Problem requirements → Note how many lines include the word "subtitle", and give that number by itself.

Supplied data →
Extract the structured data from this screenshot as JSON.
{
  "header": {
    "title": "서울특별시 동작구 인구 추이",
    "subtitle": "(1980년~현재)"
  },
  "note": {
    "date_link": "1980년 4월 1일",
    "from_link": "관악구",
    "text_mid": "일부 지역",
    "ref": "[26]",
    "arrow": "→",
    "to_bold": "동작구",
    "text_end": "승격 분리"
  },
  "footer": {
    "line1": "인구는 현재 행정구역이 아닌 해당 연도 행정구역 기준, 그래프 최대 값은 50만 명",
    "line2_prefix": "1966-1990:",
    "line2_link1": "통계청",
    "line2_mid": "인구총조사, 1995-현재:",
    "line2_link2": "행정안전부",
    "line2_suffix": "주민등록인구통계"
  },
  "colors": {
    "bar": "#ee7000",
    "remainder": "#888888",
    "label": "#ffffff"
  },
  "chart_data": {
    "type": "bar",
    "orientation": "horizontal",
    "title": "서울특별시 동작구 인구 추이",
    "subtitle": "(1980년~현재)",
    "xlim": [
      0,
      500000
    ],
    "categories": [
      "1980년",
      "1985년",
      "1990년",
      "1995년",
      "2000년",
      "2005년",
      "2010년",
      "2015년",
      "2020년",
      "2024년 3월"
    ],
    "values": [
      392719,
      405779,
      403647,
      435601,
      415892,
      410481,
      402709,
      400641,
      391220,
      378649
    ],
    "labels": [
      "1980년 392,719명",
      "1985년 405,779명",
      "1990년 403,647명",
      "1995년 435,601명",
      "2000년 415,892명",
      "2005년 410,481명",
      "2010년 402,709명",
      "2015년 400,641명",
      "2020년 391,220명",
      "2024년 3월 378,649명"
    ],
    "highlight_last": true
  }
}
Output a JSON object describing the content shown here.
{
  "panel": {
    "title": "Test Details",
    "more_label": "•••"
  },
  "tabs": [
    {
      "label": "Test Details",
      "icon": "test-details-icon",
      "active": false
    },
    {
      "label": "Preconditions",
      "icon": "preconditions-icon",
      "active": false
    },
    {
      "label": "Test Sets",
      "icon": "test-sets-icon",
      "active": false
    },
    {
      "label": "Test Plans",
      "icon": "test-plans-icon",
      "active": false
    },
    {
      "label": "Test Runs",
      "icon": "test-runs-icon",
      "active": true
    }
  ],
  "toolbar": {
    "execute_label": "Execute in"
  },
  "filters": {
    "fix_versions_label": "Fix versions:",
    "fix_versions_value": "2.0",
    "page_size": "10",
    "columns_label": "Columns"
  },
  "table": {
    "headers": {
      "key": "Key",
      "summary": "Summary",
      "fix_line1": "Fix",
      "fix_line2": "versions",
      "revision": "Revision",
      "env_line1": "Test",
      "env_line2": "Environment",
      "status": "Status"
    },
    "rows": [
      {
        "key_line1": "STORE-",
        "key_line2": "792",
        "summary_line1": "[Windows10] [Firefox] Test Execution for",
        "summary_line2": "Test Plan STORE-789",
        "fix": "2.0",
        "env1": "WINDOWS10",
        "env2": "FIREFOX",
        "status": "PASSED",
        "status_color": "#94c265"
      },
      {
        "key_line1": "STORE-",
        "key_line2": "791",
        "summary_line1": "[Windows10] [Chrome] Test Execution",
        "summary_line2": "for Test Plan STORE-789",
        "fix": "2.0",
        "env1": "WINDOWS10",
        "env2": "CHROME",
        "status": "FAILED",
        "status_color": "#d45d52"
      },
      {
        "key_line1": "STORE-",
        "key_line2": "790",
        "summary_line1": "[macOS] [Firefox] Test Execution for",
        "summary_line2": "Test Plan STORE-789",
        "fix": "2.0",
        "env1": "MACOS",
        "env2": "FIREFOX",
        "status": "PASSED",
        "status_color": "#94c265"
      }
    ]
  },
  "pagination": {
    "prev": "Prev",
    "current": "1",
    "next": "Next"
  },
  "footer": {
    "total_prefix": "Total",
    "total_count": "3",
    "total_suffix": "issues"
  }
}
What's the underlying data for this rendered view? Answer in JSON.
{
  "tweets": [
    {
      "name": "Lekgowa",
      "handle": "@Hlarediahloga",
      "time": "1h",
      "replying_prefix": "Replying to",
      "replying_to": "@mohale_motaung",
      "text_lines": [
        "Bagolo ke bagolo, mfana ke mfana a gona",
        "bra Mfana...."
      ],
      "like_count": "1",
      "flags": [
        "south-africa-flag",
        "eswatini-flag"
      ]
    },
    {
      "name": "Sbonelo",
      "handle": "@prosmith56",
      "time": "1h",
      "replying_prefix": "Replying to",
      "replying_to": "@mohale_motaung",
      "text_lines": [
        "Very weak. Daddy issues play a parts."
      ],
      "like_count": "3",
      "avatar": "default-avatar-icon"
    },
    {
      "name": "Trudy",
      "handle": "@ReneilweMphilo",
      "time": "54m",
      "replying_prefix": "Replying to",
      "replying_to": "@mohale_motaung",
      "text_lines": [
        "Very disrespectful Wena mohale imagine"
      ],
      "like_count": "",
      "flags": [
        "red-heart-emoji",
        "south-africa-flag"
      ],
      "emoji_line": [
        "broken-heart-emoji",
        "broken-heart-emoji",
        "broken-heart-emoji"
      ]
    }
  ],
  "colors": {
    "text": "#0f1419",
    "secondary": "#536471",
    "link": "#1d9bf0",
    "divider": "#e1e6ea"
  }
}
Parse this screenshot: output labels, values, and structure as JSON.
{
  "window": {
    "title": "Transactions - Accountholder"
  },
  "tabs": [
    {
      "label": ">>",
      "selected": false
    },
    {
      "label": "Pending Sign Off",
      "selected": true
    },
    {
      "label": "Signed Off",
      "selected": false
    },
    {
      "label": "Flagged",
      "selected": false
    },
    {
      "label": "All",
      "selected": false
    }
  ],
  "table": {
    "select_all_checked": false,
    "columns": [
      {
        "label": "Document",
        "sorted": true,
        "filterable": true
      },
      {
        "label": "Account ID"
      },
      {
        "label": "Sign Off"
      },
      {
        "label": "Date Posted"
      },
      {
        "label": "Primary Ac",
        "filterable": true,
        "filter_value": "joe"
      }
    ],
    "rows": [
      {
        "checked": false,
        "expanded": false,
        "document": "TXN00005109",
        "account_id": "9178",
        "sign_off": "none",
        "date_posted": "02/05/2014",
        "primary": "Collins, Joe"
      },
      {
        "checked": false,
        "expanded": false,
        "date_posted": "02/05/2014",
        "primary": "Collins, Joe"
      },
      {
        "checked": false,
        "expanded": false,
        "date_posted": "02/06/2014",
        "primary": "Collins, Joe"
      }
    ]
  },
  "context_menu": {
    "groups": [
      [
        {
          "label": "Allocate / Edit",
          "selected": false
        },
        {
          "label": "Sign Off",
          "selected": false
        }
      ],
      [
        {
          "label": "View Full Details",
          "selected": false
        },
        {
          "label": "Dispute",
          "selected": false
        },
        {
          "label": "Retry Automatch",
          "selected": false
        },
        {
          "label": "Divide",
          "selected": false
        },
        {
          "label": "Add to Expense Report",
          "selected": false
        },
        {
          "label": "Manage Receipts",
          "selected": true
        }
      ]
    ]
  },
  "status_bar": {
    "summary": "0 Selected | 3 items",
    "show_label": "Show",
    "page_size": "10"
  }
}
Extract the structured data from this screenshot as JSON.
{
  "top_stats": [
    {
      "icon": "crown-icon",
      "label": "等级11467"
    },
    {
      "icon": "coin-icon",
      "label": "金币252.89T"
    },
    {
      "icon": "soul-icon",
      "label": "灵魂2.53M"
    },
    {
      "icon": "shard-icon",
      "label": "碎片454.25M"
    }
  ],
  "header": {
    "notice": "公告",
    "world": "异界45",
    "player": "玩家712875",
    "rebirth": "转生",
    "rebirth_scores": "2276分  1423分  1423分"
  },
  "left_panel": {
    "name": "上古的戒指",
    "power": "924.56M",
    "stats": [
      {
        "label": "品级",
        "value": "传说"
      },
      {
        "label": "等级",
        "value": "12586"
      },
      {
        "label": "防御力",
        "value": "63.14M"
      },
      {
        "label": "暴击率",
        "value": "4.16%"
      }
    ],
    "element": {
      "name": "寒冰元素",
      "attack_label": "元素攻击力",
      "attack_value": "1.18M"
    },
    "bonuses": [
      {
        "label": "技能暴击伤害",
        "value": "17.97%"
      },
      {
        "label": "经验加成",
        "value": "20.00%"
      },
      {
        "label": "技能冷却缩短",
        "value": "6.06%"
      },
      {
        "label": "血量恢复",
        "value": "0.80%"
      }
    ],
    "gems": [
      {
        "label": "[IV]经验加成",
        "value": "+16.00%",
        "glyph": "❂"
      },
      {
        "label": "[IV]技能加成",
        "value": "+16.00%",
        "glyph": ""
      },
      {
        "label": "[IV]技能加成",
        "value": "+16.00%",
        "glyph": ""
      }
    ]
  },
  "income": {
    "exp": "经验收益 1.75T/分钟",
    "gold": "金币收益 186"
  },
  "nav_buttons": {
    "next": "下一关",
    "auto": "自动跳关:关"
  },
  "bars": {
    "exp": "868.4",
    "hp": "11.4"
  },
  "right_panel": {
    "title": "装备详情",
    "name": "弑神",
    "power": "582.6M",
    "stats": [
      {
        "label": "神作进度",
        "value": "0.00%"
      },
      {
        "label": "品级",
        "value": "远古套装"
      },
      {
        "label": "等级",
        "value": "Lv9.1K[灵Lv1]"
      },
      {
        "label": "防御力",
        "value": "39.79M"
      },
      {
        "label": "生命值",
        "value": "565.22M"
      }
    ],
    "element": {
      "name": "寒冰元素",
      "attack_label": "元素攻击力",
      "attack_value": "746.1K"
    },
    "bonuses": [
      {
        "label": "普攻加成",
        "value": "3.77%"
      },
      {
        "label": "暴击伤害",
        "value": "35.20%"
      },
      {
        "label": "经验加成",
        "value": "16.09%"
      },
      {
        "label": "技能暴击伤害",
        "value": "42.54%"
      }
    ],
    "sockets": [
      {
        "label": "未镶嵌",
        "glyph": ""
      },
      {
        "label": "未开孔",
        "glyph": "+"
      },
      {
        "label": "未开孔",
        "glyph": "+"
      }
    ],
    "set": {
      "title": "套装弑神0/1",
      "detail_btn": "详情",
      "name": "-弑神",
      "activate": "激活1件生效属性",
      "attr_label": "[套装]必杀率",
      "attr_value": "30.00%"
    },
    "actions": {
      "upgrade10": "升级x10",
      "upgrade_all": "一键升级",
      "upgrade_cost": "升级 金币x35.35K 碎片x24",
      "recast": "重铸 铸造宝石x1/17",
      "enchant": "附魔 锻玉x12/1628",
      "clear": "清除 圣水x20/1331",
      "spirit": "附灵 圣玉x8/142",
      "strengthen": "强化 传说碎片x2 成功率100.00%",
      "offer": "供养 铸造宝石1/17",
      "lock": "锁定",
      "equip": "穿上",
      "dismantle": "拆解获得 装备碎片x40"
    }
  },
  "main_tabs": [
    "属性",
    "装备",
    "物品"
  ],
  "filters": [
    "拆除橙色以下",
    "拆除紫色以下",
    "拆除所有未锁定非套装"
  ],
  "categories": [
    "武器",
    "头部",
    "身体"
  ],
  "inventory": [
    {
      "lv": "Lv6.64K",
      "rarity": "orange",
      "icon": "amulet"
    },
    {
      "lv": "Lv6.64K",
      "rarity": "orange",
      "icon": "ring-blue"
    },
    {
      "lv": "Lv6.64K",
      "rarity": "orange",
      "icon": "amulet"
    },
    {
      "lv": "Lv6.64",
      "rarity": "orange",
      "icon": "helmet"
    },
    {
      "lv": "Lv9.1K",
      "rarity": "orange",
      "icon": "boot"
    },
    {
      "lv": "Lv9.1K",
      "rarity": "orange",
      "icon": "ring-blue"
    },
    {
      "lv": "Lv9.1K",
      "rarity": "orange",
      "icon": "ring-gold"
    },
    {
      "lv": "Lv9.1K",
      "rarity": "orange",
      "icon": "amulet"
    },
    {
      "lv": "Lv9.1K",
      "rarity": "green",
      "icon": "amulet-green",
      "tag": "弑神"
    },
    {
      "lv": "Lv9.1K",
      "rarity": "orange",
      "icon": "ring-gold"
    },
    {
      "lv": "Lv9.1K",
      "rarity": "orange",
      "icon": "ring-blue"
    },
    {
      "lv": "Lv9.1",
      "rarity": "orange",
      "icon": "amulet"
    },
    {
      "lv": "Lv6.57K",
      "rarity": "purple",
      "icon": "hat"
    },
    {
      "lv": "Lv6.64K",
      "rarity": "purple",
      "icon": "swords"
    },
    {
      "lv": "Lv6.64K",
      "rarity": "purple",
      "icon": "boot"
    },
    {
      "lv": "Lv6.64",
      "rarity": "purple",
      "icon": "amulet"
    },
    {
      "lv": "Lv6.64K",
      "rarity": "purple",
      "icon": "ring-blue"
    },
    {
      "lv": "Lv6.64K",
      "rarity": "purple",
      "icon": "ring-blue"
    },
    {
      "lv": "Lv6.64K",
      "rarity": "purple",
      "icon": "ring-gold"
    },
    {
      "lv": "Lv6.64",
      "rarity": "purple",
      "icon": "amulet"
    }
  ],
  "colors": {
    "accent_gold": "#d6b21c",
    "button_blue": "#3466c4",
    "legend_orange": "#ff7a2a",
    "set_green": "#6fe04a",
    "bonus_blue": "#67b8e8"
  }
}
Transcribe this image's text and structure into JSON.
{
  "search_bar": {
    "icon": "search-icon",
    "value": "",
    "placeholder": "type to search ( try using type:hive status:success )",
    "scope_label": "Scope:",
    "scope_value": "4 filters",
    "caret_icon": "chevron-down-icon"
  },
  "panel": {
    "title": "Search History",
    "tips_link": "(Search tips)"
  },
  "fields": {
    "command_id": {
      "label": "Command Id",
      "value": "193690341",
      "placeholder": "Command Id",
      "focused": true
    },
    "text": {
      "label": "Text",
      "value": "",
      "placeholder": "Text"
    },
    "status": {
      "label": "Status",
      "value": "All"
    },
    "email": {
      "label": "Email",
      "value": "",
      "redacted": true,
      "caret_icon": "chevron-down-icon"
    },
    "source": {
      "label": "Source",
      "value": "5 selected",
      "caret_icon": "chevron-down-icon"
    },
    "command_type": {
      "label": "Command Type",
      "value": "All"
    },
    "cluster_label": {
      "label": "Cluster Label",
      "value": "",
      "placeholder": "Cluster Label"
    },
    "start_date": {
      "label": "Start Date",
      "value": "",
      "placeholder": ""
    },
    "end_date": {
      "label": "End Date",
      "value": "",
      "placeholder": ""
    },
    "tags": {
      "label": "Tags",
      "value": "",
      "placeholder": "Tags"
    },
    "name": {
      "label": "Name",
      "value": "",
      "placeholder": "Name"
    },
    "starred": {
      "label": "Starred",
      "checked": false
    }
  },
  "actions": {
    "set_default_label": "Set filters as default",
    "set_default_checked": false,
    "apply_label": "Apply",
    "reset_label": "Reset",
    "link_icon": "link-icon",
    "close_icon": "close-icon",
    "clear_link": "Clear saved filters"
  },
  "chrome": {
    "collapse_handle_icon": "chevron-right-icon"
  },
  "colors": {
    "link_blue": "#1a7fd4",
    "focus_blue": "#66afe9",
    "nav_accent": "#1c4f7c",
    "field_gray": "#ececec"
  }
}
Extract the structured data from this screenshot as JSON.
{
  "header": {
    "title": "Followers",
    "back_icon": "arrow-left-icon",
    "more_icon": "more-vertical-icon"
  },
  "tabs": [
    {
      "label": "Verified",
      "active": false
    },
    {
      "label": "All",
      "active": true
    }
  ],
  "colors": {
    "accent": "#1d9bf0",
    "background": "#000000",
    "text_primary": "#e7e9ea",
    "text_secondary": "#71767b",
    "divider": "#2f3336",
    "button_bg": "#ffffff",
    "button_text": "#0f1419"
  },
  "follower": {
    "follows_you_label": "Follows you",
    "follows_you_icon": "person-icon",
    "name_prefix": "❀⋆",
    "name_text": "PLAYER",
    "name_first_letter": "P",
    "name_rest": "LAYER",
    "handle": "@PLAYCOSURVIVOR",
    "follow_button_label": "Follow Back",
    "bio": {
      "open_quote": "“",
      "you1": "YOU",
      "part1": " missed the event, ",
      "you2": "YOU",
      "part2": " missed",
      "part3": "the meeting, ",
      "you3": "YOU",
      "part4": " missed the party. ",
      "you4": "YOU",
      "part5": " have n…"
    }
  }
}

Response → 2